Instructions to follow: Extract all data as written.

Stored data
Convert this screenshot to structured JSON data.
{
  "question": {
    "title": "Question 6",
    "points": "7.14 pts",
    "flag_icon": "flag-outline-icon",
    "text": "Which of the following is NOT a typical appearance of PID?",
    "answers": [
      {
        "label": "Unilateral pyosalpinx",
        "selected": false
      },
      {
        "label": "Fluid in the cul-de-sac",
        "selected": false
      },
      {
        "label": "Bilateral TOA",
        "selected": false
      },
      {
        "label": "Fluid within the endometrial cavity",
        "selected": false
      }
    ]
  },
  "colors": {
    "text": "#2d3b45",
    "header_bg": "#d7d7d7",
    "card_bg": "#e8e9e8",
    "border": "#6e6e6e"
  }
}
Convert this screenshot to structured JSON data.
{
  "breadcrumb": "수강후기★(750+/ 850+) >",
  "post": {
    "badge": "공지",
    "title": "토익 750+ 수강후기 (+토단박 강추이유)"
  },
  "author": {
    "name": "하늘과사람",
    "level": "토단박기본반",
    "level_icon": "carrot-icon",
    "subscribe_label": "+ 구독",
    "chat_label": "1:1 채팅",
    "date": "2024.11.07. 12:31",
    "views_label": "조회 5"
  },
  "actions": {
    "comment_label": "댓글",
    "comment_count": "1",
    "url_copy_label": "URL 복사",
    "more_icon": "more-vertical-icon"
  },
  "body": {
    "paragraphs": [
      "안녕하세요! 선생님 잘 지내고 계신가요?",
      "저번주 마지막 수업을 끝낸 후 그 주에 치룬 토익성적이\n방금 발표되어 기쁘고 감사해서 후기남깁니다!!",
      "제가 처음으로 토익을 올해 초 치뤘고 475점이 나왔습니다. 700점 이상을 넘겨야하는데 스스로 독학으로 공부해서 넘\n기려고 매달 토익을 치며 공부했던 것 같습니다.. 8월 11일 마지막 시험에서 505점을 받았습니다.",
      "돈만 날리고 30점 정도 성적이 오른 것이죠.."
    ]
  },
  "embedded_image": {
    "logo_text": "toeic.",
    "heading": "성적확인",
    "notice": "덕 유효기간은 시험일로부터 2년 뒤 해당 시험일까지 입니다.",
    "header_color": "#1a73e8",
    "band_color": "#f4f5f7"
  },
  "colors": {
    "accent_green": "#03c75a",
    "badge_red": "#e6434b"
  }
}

Final result:
Convert this screenshot to structured JSON data.
{
  "question": {
    "title": "Question 6",
    "points": "7.14 pts",
    "flag_icon": "flag-outline-icon",
    "text": "Which of the following is NOT a typical appearance of PID?",
    "answers": [
      {
        "label": "Unilateral pyosalpinx",
        "selected": false
      },
      {
        "label": "Fluid in the cul-de-sac",
        "selected": false
      },
      {
        "label": "Bilateral TOA",
        "selected": false
      },
      {
        "label": "Fluid within the endometrial cavity",
        "selected": false
      }
    ]
  },
  "colors": {
    "text": "#2d3b45",
    "header_bg": "#d7d7d7",
    "card_bg": "#e8e9e8",
    "border": "#6e6e6e"
  }
}
Convert this screenshot to structured JSON data.
{
  "breadcrumb": "수강후기★(750+/ 850+) >",
  "post": {
    "badge": "공지",
    "title": "토익 750+ 수강후기 (+토단박 강추이유)"
  },
  "author": {
    "name": "하늘과사람",
    "level": "토단박기본반",
    "level_icon": "carrot-icon",
    "subscribe_label": "+ 구독",
    "chat_label": "1:1 채팅",
    "date": "2024.11.07. 12:31",
    "views_label": "조회 5"
  },
  "actions": {
    "comment_label": "댓글",
    "comment_count": "1",
    "url_copy_label": "URL 복사",
    "more_icon": "more-vertical-icon"
  },
  "body": {
    "paragraphs": [
      "안녕하세요! 선생님 잘 지내고 계신가요?",
      "저번주 마지막 수업을 끝낸 후 그 주에 치룬 토익성적이\n방금 발표되어 기쁘고 감사해서 후기남깁니다!!",
      "제가 처음으로 토익을 올해 초 치뤘고 475점이 나왔습니다. 700점 이상을 넘겨야하는데 스스로 독학으로 공부해서 넘\n기려고 매달 토익을 치며 공부했던 것 같습니다.. 8월 11일 마지막 시험에서 505점을 받았습니다.",
      "돈만 날리고 30점 정도 성적이 오른 것이죠.."
    ]
  },
  "embedded_image": {
    "logo_text": "toeic.",
    "heading": "성적확인",
    "notice": "덕 유효기간은 시험일로부터 2년 뒤 해당 시험일까지 입니다.",
    "header_color": "#1a73e8",
    "band_color": "#f4f5f7"
  },
  "colors": {
    "accent_green": "#03c75a",
    "badge_red": "#e6434b"
  }
}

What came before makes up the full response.